Stored entries:
_ _ _

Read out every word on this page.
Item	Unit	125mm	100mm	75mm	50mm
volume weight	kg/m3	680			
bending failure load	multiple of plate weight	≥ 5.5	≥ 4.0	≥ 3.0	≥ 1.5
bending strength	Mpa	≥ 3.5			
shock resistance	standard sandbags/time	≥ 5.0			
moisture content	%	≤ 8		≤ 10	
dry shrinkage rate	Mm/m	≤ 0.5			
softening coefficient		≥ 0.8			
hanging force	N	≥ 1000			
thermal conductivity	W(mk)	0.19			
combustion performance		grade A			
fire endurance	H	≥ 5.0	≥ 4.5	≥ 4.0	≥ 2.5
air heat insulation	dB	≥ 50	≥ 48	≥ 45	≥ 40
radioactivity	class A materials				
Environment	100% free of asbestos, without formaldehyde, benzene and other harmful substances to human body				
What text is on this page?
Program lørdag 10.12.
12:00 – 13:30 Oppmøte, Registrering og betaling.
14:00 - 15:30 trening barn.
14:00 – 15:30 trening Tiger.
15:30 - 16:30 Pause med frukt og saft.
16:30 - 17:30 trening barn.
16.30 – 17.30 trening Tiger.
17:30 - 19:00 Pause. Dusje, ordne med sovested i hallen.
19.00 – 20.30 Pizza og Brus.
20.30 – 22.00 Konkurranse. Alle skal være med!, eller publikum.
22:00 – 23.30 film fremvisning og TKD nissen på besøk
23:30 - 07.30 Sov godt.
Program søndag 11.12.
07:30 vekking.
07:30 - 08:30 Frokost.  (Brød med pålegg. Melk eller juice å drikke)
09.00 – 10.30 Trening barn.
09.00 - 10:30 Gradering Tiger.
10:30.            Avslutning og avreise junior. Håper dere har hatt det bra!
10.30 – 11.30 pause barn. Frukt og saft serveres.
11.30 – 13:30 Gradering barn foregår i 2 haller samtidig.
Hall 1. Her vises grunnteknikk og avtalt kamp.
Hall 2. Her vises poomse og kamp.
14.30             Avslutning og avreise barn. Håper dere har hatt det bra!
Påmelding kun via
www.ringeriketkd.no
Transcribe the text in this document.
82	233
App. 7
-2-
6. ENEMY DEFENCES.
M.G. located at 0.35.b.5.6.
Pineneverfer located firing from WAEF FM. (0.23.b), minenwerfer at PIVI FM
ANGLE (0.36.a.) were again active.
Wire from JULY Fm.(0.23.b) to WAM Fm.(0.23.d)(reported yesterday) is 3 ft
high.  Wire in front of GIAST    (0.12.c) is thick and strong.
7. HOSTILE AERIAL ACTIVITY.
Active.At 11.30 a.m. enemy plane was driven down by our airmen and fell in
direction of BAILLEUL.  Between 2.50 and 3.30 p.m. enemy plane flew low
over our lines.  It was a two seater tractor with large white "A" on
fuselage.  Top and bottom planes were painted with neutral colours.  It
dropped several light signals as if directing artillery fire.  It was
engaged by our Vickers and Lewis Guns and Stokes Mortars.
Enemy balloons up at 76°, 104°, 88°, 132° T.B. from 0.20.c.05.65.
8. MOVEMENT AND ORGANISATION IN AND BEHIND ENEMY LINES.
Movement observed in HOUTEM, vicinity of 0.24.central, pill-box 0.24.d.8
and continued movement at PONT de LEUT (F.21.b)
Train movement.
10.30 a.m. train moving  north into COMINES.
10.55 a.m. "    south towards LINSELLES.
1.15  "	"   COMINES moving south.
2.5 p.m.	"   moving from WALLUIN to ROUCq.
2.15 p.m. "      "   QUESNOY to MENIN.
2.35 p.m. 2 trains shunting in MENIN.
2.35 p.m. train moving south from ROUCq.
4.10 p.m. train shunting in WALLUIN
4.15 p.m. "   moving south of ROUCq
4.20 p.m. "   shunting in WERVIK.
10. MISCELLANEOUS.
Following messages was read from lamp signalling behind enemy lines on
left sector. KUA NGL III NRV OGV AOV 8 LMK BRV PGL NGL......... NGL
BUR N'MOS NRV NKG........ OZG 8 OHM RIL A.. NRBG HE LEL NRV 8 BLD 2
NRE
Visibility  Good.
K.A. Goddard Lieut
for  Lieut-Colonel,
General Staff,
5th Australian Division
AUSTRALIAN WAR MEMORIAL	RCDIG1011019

_ _ _

Task directions:
Which lines include the word "Tiger"? List them all.

Exercise output:
14:00 – 15:30 trening Tiger.
16.30 – 17.30 trening Tiger.
09.00 - 10:30 Gradering Tiger.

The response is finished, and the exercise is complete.